==== Material shown
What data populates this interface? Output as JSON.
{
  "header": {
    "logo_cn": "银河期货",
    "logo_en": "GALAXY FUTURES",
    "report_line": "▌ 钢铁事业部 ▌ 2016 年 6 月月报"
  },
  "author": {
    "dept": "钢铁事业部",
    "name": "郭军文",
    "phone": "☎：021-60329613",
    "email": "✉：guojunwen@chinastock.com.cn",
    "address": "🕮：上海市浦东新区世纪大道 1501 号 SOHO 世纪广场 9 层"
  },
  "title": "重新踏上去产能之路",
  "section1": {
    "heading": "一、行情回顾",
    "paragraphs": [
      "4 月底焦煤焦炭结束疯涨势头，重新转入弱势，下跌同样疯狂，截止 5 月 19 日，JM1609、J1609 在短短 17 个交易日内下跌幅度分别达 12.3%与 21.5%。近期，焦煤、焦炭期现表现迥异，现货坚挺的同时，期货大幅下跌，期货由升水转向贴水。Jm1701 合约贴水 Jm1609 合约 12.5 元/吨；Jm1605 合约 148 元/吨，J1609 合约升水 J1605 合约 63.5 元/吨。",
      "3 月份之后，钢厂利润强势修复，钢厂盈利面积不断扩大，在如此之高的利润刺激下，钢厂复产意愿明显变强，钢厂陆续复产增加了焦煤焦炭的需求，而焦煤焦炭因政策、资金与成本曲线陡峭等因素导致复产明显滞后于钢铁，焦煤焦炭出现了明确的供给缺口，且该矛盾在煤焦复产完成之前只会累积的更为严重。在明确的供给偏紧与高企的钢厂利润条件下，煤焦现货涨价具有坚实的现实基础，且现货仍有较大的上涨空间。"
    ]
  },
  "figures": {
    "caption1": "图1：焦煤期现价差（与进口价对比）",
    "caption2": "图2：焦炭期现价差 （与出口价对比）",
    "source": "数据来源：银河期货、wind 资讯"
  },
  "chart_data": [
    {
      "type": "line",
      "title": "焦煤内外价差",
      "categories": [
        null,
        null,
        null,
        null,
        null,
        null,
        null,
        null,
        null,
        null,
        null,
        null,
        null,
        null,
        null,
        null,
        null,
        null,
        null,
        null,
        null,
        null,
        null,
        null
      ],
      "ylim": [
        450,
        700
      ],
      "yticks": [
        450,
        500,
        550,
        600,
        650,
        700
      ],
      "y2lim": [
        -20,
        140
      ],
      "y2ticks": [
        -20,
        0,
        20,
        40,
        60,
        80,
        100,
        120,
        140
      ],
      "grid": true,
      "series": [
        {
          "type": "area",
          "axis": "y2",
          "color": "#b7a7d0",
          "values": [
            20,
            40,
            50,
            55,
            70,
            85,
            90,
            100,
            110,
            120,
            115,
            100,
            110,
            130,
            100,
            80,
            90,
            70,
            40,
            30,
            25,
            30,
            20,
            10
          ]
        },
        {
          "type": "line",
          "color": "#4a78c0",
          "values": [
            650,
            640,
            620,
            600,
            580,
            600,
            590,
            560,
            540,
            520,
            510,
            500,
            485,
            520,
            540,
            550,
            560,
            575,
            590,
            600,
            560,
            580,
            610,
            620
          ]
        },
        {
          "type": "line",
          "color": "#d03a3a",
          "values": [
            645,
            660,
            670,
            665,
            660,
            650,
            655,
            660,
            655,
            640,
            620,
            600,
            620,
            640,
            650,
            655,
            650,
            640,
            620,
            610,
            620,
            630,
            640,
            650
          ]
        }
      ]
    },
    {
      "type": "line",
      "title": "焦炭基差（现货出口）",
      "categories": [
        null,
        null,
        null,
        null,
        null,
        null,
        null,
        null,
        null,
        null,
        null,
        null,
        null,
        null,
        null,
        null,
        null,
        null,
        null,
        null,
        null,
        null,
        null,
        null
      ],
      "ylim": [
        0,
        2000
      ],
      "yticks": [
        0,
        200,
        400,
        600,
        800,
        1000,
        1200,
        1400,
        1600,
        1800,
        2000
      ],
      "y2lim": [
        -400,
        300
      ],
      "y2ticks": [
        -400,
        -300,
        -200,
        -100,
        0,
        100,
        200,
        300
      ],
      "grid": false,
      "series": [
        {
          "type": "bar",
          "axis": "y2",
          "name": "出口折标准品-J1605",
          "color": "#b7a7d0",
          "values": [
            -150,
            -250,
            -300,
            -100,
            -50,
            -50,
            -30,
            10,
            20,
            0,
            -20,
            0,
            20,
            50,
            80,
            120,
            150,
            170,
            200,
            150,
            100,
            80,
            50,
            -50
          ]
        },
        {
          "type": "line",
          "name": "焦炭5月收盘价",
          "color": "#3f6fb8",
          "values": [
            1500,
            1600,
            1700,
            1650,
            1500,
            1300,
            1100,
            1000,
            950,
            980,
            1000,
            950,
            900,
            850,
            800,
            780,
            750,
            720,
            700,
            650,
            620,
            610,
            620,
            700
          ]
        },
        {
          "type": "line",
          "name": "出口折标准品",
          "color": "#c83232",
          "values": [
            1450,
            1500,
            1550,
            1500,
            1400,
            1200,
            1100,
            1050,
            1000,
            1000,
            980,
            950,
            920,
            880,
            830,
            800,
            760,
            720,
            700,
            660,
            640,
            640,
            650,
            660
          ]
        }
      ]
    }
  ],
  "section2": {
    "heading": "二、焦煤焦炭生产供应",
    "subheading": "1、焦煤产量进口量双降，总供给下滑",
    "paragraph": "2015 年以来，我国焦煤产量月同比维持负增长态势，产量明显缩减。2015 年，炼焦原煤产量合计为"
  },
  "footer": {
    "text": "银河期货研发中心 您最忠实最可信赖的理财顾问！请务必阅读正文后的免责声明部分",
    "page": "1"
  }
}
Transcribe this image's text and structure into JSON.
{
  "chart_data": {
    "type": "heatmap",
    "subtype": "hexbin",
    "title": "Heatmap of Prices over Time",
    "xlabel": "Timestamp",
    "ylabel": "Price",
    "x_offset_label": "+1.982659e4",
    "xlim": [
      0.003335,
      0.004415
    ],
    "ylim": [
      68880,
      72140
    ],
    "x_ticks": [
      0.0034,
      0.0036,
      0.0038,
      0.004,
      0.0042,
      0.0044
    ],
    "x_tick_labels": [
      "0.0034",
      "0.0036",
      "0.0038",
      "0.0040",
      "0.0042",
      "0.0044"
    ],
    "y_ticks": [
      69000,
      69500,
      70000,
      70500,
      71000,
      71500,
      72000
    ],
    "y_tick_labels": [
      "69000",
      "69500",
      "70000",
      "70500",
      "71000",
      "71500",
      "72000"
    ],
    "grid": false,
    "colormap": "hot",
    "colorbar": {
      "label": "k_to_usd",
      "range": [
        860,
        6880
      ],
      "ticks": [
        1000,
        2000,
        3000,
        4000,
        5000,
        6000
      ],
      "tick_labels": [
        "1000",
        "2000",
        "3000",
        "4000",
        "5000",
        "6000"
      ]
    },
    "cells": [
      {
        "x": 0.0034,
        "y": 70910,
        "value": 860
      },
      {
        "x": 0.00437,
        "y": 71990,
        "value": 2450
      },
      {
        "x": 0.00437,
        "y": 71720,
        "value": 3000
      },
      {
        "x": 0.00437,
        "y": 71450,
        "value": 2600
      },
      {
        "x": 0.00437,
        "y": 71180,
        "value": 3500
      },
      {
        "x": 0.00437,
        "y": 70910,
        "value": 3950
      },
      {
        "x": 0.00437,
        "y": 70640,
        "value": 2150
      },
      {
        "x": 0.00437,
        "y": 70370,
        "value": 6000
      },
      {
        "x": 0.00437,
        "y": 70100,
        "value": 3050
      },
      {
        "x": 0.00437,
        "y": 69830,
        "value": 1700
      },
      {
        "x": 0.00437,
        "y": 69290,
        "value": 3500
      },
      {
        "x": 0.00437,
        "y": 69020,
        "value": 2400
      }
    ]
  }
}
========
__Objective__
In the material above, find the lines that contain "name" and show them.

__Written response__
    "name": "郭军文",
          "name": "出口折标准品-J1605",
          "name": "焦炭5月收盘价",
          "name": "出口折标准品",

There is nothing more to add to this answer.